··· AVAILABLE RECORDS

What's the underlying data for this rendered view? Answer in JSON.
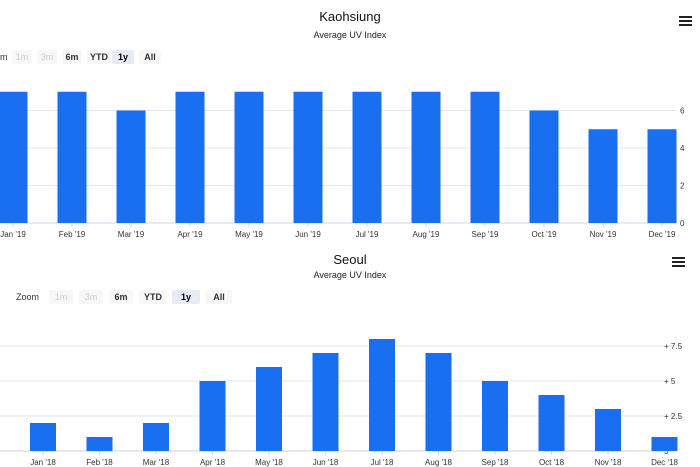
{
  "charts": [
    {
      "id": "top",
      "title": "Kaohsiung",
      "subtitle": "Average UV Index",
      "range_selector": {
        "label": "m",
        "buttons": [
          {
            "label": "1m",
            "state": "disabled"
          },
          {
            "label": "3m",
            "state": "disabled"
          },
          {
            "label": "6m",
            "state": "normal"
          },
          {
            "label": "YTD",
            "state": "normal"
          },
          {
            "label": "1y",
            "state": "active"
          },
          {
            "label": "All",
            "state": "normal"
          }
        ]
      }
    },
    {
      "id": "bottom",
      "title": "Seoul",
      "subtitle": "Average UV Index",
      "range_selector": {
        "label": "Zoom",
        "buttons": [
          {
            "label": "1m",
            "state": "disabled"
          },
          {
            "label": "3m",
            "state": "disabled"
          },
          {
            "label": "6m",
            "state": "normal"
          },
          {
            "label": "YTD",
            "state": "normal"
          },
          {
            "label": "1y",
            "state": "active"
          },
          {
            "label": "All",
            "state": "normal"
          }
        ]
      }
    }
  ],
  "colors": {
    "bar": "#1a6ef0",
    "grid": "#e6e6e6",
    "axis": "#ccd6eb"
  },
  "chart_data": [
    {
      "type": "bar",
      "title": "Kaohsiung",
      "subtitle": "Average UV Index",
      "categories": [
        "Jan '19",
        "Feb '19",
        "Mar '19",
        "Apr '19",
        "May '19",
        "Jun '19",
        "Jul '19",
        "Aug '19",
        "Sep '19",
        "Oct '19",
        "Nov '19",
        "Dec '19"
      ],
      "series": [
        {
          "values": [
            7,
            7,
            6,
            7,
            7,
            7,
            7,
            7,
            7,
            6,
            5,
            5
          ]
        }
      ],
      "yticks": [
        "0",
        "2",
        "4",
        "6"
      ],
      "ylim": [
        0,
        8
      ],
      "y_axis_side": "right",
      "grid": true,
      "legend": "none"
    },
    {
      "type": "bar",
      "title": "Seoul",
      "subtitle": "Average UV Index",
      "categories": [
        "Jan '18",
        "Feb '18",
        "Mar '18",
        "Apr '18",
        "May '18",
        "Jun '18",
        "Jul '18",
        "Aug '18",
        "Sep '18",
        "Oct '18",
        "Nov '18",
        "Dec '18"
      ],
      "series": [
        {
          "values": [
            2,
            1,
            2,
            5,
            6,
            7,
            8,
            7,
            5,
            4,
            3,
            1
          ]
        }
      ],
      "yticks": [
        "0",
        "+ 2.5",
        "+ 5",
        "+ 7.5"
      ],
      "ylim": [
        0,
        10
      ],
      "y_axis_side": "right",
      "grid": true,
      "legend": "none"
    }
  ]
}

······
··· AVAILABLE RECORDS

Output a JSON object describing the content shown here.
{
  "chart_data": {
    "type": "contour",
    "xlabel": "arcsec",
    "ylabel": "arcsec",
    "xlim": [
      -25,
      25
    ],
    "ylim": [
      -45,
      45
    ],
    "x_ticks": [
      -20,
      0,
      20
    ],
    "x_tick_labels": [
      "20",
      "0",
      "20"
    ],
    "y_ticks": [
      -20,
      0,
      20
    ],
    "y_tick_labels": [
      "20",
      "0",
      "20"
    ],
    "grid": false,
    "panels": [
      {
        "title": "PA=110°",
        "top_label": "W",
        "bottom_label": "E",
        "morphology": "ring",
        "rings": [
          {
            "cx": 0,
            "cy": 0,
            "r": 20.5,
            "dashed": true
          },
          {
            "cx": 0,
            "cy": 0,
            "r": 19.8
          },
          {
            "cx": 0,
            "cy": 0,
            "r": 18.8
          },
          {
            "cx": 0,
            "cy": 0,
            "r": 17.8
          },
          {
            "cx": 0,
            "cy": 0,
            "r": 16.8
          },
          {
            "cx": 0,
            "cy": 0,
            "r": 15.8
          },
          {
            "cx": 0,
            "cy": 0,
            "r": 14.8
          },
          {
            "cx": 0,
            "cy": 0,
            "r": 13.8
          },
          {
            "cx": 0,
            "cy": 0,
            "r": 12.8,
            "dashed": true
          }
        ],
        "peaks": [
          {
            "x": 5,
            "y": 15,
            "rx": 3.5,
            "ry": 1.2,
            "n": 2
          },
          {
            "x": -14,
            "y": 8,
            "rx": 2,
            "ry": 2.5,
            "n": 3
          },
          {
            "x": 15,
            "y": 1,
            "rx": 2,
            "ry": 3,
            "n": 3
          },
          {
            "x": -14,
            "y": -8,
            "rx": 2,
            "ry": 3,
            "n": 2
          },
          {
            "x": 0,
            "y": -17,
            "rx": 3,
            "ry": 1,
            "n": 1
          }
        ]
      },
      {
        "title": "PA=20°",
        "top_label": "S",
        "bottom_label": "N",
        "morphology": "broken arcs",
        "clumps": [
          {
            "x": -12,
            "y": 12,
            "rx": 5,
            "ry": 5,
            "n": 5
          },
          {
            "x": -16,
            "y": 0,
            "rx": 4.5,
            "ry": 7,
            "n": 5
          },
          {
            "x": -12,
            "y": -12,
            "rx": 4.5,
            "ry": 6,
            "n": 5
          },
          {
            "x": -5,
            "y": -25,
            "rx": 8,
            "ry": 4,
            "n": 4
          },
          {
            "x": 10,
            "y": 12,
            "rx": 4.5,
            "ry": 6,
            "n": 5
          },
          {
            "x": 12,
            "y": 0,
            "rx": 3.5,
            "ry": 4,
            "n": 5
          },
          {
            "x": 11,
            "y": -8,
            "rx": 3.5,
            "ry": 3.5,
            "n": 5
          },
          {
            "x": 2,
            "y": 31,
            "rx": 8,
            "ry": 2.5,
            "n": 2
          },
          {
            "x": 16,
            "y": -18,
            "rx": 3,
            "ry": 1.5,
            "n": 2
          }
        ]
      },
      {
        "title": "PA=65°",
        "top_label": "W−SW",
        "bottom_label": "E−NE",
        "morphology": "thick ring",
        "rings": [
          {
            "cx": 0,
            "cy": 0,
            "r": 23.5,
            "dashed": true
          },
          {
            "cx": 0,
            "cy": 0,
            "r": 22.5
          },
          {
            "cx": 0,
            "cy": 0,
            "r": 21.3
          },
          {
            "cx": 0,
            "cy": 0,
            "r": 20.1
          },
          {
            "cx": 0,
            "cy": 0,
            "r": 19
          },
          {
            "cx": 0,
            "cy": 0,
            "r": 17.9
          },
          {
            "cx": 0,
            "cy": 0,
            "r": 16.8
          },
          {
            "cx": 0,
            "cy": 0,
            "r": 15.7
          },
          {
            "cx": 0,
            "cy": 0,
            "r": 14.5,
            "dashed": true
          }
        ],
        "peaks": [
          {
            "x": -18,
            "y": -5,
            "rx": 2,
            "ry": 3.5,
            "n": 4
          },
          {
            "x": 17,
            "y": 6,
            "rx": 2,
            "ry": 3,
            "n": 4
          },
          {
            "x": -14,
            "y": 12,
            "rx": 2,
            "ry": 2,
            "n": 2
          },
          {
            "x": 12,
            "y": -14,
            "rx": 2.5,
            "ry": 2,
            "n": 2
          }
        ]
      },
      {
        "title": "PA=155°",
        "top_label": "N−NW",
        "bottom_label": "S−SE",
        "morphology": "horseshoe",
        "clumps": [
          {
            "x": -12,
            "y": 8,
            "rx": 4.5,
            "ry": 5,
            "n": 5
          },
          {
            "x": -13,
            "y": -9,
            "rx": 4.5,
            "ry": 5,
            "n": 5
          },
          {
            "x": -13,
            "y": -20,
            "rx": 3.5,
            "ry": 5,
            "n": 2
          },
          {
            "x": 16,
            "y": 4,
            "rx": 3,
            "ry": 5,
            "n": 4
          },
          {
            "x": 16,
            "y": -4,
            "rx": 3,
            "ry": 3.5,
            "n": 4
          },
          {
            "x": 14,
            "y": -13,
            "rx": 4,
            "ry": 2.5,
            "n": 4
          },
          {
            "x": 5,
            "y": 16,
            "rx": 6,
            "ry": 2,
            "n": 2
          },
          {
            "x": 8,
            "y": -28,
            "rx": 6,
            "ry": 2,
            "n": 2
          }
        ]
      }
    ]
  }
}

······

# AIM:
Give the number of lines in the listing above that contain "morphology", and nothing else.

# THE COMPLETED TASK:
4